* _Supplied records_:
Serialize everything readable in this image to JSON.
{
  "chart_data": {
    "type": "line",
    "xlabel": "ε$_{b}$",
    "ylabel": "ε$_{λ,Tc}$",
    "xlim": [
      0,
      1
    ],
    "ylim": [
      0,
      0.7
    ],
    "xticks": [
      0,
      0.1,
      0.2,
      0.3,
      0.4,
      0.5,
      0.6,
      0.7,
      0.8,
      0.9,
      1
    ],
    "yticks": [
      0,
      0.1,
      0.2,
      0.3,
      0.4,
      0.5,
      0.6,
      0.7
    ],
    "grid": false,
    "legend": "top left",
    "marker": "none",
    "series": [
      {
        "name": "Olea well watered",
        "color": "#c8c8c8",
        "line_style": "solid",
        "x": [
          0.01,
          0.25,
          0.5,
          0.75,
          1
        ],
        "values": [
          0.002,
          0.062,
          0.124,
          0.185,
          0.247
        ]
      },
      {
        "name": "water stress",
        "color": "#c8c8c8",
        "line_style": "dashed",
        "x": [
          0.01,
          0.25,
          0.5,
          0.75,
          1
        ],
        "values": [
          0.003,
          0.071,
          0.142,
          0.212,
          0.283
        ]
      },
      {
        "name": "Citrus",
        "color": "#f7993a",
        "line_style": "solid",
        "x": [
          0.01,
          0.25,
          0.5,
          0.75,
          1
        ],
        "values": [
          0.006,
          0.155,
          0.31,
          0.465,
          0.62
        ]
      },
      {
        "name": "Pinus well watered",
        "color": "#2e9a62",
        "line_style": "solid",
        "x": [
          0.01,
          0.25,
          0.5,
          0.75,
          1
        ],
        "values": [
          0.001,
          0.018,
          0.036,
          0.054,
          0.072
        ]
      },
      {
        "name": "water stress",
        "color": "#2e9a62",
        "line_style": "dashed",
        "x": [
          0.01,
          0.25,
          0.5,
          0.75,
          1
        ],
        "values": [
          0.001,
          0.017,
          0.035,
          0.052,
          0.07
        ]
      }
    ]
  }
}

* _Problem_: Make a copy of each line that contains the string "watered".

* _Expected answer_:
        "name": "Olea well watered",
        "name": "Pinus well watered",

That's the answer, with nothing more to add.